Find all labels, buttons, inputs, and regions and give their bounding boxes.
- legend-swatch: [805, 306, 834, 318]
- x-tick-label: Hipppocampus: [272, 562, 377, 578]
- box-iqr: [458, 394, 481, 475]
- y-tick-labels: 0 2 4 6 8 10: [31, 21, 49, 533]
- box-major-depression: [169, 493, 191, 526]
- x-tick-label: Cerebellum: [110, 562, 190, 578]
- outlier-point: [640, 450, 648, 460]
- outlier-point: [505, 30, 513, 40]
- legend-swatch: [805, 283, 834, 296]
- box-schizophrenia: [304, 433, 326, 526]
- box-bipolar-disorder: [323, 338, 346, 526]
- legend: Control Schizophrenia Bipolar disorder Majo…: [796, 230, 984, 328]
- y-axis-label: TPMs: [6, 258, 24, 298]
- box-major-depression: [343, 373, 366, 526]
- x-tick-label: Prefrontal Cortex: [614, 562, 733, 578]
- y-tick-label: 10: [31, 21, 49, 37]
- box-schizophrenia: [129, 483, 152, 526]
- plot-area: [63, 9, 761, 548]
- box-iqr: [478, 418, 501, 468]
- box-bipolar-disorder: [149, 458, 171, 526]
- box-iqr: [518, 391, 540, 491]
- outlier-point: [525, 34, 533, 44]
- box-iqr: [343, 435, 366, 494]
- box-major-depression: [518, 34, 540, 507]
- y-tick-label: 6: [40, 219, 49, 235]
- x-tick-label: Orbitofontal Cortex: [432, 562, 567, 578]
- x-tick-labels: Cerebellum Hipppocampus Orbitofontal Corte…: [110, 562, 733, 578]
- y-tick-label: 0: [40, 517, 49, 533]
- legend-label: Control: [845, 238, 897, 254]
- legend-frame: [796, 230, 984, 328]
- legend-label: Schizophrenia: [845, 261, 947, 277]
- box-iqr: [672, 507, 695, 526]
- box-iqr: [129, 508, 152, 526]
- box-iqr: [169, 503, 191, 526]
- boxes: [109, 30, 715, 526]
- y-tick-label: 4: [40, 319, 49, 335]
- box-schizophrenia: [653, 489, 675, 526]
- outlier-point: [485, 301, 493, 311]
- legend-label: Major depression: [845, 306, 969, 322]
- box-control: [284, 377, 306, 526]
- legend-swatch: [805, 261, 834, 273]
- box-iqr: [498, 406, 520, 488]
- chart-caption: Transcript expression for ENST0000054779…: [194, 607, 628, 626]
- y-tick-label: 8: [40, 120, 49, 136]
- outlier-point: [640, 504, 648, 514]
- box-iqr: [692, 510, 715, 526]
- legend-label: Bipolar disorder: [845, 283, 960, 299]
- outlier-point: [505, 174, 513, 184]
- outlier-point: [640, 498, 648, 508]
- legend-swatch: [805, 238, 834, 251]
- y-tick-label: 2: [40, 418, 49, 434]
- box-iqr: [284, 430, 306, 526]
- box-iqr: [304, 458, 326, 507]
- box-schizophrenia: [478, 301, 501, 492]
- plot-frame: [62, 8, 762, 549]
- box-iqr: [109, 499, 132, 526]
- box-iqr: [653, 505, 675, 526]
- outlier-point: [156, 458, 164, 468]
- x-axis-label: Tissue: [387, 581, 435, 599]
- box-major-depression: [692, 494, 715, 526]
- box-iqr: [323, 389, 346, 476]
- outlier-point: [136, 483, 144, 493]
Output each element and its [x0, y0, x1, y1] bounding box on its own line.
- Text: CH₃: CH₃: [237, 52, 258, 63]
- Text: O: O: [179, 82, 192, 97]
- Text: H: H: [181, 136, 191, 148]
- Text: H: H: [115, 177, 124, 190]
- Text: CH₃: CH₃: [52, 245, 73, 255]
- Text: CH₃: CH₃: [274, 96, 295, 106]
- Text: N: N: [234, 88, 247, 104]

::::::

Short task – Can you gather every line of the records above that contains the string "swatch", matching case exactly, and copy each one?

Correct output –
- legend-swatch: [805, 306, 834, 318]
- legend-swatch: [805, 283, 834, 296]
- legend-swatch: [805, 261, 834, 273]
- legend-swatch: [805, 238, 834, 251]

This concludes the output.